> RECORD EXTRACTS:
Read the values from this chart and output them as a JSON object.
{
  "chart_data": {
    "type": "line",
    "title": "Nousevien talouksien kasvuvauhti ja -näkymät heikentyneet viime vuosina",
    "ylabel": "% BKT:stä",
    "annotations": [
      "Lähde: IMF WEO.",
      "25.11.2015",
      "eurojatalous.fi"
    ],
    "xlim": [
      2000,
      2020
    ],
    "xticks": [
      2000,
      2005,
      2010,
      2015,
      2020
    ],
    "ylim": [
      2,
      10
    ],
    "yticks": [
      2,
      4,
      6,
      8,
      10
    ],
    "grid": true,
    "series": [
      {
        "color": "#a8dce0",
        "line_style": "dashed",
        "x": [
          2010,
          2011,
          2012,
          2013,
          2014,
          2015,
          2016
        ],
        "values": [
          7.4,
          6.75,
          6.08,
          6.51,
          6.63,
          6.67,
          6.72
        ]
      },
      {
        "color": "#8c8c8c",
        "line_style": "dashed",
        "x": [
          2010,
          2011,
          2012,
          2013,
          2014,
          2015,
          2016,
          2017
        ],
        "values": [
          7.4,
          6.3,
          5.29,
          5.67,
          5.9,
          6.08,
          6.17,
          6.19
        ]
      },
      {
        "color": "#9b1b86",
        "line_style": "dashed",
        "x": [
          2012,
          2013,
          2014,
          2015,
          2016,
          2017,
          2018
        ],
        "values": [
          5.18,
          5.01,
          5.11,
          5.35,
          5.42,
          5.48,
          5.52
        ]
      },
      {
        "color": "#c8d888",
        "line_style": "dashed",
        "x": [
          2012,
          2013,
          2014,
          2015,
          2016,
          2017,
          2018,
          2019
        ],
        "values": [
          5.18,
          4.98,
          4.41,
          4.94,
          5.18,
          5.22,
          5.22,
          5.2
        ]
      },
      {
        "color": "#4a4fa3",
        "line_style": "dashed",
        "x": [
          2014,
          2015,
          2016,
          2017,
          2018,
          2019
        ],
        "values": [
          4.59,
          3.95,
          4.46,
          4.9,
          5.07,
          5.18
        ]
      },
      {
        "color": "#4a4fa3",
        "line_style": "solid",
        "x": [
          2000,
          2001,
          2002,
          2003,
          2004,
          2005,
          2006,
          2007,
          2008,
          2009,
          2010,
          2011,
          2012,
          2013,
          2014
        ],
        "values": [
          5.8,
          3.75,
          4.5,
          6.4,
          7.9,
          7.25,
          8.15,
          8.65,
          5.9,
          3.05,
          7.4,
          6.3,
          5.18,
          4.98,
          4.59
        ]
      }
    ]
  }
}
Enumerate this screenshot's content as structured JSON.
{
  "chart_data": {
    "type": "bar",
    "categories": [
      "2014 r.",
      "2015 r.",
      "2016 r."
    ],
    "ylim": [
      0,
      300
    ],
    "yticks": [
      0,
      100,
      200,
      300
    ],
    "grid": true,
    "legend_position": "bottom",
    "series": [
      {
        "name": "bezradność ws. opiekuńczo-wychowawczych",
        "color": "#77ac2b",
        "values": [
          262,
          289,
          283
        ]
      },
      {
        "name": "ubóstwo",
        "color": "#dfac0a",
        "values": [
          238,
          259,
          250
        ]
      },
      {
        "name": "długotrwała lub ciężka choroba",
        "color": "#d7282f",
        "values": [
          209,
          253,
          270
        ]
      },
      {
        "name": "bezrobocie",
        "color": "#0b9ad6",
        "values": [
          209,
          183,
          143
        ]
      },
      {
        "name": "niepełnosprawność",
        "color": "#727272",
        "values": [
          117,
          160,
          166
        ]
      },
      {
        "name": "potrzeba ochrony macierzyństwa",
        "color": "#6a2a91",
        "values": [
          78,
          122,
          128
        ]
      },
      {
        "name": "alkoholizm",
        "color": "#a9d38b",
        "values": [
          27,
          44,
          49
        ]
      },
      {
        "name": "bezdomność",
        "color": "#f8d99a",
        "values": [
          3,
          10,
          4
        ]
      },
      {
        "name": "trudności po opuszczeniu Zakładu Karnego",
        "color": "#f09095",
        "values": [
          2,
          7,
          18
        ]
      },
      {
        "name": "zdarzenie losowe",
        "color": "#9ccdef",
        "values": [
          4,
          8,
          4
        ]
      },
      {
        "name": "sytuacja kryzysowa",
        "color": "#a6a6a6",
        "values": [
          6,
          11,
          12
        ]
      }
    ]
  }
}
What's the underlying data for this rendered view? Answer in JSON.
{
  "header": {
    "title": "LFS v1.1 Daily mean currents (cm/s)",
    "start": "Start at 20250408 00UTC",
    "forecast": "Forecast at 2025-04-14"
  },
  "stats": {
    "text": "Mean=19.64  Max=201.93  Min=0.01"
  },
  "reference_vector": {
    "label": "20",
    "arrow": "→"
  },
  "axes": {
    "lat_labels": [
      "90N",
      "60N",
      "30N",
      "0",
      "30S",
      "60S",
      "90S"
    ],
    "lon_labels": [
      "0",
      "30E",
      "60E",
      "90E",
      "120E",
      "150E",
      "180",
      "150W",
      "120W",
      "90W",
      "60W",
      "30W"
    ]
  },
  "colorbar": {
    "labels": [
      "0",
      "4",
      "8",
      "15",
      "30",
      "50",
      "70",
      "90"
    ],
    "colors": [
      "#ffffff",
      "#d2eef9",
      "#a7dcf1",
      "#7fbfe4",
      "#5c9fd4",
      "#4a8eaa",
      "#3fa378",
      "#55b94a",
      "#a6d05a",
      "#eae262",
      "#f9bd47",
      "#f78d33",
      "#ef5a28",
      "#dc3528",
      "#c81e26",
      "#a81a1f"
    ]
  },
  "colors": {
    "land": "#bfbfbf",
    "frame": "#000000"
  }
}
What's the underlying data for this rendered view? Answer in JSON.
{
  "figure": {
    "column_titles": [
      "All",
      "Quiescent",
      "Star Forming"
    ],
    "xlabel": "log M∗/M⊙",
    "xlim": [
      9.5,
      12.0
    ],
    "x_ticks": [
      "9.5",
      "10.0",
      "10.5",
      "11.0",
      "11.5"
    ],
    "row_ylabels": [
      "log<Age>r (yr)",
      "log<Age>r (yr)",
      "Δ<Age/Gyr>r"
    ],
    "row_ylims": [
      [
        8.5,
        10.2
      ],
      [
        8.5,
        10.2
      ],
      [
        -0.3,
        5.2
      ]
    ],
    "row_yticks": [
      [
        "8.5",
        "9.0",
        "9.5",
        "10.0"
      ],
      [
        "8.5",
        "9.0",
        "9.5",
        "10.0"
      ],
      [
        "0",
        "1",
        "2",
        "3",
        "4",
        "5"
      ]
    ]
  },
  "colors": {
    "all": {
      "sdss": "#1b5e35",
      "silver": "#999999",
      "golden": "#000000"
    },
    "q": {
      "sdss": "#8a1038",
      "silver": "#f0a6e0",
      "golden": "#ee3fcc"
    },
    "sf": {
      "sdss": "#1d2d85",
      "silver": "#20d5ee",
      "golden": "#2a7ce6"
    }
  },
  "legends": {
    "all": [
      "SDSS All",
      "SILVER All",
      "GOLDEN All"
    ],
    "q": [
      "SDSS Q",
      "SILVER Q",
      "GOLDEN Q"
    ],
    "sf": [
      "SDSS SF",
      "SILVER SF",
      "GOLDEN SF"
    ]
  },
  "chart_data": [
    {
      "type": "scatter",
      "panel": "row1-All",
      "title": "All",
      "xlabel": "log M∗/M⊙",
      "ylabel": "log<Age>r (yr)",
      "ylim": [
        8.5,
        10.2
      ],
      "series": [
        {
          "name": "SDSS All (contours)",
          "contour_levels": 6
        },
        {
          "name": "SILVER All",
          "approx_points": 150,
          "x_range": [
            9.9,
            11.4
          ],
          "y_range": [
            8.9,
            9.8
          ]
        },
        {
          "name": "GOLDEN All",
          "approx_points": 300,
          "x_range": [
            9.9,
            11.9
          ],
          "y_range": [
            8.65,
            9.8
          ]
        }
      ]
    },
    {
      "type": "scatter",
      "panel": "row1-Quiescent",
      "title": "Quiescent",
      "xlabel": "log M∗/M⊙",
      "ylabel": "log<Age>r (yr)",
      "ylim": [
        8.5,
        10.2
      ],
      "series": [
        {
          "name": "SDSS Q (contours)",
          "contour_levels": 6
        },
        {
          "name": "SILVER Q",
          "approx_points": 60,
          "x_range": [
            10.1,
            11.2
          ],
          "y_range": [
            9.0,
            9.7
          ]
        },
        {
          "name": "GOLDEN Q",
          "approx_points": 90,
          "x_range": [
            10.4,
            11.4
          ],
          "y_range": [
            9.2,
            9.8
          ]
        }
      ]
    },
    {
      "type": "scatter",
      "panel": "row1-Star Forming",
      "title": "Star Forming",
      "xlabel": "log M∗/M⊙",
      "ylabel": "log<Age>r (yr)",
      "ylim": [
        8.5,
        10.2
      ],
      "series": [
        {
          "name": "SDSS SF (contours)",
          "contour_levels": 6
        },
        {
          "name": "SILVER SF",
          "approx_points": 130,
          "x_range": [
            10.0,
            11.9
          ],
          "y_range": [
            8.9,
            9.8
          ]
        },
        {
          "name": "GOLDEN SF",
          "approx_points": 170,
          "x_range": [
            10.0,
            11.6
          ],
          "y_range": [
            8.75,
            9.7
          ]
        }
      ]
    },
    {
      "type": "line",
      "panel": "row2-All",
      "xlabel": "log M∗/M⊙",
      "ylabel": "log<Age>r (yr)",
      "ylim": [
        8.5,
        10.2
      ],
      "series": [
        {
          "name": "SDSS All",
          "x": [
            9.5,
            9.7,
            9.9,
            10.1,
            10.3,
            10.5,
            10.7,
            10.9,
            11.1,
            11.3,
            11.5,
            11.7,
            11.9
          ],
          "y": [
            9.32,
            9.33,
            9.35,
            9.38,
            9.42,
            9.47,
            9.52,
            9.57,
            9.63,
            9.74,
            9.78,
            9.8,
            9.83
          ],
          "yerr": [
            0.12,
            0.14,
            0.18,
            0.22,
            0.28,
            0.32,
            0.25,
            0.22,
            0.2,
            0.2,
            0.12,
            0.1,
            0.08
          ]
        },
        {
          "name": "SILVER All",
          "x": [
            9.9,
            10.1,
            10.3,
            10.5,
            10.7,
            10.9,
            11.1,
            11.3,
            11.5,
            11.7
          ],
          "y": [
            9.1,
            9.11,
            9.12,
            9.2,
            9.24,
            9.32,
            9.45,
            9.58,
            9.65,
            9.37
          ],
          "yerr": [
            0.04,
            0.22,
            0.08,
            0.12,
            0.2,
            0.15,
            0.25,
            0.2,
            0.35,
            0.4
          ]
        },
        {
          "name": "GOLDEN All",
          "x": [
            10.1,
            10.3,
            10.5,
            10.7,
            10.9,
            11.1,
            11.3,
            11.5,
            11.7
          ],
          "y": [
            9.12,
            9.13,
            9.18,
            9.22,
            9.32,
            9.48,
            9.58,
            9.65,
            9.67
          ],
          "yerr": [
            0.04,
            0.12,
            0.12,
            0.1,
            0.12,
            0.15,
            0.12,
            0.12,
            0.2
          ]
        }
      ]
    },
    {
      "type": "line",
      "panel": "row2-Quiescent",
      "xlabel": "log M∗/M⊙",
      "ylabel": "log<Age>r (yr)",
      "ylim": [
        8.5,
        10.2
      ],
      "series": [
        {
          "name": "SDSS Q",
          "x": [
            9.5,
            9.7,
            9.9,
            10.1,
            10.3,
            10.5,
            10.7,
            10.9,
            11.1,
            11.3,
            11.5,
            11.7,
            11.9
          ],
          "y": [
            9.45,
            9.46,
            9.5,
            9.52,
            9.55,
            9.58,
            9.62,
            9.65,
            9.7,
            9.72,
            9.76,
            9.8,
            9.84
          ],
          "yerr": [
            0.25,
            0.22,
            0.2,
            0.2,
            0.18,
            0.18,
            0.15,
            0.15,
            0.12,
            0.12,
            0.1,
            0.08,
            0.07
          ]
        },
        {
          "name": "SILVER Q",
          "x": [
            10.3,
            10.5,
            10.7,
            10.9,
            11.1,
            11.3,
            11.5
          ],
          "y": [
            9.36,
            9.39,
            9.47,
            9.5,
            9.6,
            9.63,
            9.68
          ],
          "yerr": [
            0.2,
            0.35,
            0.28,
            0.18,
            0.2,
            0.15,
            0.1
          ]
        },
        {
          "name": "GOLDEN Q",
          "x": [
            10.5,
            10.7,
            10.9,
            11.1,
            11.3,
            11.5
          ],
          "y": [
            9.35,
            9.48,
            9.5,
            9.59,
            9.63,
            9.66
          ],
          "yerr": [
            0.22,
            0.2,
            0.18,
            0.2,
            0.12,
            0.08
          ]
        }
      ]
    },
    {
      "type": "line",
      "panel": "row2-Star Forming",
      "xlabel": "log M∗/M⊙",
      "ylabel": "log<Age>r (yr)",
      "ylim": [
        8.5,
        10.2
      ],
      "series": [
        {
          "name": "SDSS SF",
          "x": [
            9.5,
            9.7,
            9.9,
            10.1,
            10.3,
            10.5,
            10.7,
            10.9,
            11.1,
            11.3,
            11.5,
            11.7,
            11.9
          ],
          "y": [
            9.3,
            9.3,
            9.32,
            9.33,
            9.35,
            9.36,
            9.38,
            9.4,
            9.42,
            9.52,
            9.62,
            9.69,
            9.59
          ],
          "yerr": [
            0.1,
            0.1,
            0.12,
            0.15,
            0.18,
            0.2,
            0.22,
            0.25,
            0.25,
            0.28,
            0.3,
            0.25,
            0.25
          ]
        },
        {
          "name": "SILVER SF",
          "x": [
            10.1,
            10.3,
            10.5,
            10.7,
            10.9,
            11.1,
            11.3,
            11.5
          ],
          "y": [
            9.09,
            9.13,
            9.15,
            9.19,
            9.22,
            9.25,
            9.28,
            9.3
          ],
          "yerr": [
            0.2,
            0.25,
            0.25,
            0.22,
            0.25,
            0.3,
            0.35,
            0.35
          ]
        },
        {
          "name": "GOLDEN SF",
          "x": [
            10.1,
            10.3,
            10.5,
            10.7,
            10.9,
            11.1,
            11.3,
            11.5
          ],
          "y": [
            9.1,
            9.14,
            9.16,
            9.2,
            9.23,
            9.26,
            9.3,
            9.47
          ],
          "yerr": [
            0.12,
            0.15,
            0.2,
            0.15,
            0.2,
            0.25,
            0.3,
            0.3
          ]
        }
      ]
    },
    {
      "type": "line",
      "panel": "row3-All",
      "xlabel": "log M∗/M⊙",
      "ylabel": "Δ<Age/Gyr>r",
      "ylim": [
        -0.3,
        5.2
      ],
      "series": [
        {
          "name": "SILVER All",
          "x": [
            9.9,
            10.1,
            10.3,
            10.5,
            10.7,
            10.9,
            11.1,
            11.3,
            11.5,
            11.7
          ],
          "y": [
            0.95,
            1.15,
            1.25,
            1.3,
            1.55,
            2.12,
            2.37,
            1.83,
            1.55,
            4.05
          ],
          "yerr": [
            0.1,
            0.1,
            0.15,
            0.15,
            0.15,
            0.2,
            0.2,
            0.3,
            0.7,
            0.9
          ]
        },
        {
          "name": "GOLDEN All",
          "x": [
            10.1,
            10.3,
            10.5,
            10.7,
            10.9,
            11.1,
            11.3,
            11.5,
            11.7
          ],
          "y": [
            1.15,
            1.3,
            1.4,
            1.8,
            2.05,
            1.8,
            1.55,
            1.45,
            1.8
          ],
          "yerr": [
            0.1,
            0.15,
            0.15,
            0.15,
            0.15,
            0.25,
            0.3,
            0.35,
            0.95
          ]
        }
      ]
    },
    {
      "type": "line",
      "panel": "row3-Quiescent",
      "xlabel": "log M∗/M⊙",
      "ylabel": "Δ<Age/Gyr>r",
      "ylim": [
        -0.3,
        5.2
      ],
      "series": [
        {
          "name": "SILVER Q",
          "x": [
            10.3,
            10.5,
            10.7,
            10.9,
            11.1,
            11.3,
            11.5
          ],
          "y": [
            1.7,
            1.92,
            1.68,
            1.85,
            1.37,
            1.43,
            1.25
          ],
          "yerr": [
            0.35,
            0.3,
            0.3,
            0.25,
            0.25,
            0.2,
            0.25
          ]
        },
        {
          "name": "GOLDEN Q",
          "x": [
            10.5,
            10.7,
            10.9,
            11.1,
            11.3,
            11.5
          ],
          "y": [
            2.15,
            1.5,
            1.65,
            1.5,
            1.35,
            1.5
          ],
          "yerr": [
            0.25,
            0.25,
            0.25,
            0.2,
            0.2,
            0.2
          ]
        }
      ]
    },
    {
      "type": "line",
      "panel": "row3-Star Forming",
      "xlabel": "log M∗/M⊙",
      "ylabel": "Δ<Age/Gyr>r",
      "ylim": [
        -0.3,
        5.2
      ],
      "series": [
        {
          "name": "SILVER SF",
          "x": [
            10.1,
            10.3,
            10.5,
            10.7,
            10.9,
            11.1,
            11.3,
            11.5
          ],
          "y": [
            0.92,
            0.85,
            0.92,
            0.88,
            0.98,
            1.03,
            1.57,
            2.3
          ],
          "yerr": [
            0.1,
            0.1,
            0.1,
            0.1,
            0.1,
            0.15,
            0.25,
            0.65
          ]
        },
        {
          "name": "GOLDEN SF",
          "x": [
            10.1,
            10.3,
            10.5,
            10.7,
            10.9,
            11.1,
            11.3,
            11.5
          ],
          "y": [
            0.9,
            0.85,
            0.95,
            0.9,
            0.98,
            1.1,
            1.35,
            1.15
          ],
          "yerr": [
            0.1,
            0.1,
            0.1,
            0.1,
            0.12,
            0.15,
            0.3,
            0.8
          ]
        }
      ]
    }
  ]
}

> EXERCISE INSTRUCTIONS:
State how many lines in the entries above include the word "contours"; reply with the number alone.

> THE SOLUTION:
3